Short task
In the records below, find each line with the word "frac" and copy it.
┄┄┄┄┄┄
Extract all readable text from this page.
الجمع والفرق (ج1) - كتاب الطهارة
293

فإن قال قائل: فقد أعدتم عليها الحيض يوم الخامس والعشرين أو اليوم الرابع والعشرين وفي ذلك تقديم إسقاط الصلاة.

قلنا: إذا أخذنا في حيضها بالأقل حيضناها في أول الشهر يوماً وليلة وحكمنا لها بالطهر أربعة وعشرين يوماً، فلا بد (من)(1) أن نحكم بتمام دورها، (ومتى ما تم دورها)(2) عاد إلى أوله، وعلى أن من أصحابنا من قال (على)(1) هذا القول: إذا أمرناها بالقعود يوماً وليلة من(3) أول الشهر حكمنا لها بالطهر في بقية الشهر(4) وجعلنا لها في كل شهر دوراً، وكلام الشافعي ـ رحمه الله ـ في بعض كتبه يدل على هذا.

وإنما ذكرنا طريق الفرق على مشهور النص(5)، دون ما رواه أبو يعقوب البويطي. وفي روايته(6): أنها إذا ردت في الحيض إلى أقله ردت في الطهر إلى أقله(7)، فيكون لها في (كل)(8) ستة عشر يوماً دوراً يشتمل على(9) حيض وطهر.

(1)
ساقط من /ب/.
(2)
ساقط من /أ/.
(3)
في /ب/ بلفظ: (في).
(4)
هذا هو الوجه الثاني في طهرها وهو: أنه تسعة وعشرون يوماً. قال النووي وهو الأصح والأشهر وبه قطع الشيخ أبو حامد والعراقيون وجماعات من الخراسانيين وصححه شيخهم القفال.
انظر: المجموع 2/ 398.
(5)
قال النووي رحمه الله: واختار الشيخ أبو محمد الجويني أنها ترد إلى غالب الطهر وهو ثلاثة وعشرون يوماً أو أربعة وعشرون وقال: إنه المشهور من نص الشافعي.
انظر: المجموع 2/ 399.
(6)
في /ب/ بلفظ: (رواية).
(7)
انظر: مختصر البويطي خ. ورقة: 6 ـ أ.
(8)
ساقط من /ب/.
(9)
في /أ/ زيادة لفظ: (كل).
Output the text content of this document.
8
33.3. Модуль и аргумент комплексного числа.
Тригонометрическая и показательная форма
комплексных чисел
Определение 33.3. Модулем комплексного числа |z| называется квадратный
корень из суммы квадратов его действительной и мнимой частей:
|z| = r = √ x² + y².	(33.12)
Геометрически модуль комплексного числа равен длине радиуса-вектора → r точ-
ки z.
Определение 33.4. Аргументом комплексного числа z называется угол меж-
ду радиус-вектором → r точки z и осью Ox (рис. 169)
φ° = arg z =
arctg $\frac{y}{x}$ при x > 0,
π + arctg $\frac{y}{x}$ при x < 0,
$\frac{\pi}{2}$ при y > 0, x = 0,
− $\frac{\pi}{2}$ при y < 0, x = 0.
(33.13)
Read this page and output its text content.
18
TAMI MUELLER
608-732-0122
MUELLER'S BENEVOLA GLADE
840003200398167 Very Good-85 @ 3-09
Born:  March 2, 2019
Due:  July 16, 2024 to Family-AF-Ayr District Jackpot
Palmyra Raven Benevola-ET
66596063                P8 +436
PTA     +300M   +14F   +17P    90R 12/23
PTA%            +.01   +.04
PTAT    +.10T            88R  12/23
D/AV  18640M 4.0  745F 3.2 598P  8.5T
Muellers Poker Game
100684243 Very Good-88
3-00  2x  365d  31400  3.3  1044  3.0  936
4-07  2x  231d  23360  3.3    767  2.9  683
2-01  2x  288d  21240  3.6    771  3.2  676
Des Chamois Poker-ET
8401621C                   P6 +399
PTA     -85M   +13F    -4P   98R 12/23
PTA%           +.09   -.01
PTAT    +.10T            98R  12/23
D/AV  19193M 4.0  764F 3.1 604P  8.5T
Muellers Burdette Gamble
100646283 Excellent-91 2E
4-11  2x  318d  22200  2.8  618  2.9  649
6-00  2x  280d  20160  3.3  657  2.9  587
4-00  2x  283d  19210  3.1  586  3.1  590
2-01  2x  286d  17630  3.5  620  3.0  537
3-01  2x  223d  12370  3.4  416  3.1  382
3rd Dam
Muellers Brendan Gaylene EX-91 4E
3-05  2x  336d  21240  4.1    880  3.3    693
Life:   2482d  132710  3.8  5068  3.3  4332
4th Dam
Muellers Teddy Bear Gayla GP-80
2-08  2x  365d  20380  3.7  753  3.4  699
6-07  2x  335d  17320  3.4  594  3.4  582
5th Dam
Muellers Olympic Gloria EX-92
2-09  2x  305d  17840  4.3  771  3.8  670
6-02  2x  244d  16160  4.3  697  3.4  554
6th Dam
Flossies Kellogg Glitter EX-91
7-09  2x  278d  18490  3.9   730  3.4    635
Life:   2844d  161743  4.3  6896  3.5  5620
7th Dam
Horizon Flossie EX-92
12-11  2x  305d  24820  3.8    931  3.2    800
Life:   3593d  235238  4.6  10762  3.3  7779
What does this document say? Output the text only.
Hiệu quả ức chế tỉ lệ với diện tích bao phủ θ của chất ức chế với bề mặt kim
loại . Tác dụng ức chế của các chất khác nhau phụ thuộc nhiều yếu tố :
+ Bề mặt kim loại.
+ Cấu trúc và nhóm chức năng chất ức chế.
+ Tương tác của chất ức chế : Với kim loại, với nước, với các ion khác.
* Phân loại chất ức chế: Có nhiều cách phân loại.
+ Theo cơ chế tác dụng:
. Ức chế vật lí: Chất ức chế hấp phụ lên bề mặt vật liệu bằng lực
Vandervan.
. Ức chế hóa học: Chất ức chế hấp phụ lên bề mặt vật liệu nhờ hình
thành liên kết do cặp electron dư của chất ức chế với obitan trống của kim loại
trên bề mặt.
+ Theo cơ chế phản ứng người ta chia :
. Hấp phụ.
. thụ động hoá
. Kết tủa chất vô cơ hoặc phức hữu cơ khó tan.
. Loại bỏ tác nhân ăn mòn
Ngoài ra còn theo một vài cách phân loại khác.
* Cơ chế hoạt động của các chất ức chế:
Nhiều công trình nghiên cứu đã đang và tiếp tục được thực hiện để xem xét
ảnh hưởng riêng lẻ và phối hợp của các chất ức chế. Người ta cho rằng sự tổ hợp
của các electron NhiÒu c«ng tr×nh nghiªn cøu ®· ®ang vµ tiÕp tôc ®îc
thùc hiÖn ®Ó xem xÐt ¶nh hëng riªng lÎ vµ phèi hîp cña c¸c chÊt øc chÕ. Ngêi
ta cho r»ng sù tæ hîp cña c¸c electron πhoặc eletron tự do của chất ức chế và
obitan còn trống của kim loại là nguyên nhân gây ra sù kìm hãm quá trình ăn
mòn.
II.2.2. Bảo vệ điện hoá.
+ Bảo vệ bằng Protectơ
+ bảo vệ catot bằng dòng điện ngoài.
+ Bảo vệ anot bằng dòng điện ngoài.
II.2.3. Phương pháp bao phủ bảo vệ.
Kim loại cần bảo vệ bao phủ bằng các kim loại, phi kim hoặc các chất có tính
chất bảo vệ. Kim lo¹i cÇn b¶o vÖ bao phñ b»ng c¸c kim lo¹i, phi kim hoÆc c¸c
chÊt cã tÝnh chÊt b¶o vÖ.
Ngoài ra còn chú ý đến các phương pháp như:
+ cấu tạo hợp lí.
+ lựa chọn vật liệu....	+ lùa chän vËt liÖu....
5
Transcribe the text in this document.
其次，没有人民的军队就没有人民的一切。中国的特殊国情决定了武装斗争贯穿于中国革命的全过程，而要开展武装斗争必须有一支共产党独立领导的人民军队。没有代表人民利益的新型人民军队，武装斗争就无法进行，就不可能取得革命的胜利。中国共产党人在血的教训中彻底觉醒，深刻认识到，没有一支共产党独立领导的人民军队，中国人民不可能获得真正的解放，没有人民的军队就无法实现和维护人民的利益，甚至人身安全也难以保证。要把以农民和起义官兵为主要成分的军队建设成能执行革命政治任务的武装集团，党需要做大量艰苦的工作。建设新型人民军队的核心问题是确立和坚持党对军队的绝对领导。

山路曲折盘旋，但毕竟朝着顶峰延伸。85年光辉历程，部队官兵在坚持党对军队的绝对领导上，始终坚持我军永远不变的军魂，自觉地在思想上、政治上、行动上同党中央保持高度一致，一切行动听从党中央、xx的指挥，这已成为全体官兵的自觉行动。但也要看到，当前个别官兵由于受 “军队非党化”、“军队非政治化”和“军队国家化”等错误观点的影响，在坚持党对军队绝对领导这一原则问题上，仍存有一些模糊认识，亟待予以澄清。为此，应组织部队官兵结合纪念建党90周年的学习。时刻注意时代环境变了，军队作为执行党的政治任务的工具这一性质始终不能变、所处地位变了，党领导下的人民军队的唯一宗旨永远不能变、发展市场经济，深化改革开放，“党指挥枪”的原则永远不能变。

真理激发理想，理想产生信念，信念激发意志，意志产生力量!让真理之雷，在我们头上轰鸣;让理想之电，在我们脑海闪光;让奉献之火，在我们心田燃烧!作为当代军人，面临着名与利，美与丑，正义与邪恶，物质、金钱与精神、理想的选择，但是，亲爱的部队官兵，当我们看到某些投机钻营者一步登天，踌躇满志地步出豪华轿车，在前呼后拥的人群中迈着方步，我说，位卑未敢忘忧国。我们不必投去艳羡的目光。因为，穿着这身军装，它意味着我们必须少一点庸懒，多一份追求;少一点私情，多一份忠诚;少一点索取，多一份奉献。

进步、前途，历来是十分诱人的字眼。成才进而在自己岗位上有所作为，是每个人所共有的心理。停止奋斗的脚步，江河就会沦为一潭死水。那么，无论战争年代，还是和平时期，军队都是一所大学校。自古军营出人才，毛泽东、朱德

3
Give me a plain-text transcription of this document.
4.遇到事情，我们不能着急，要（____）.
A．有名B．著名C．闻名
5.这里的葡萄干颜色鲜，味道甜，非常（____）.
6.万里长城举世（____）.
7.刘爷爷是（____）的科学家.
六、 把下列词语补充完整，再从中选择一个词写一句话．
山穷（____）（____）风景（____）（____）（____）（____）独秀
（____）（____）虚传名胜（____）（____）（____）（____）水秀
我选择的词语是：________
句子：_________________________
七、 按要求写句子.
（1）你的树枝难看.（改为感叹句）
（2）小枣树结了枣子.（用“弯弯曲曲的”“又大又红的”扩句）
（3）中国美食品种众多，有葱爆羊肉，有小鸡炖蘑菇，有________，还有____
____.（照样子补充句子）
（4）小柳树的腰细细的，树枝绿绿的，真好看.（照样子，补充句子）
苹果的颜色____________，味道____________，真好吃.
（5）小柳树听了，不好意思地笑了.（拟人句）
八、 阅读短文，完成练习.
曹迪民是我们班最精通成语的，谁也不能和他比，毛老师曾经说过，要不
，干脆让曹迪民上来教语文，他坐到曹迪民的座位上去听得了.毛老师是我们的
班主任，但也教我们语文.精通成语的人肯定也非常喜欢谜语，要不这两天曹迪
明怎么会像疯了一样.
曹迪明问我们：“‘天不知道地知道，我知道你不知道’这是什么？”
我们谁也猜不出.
┄┄┄┄┄┄
Task response
arctg $\frac{y}{x}$ при x > 0,
π + arctg $\frac{y}{x}$ при x < 0,
$\frac{\pi}{2}$ при y > 0, x = 0,
− $\frac{\pi}{2}$ при y < 0, x = 0.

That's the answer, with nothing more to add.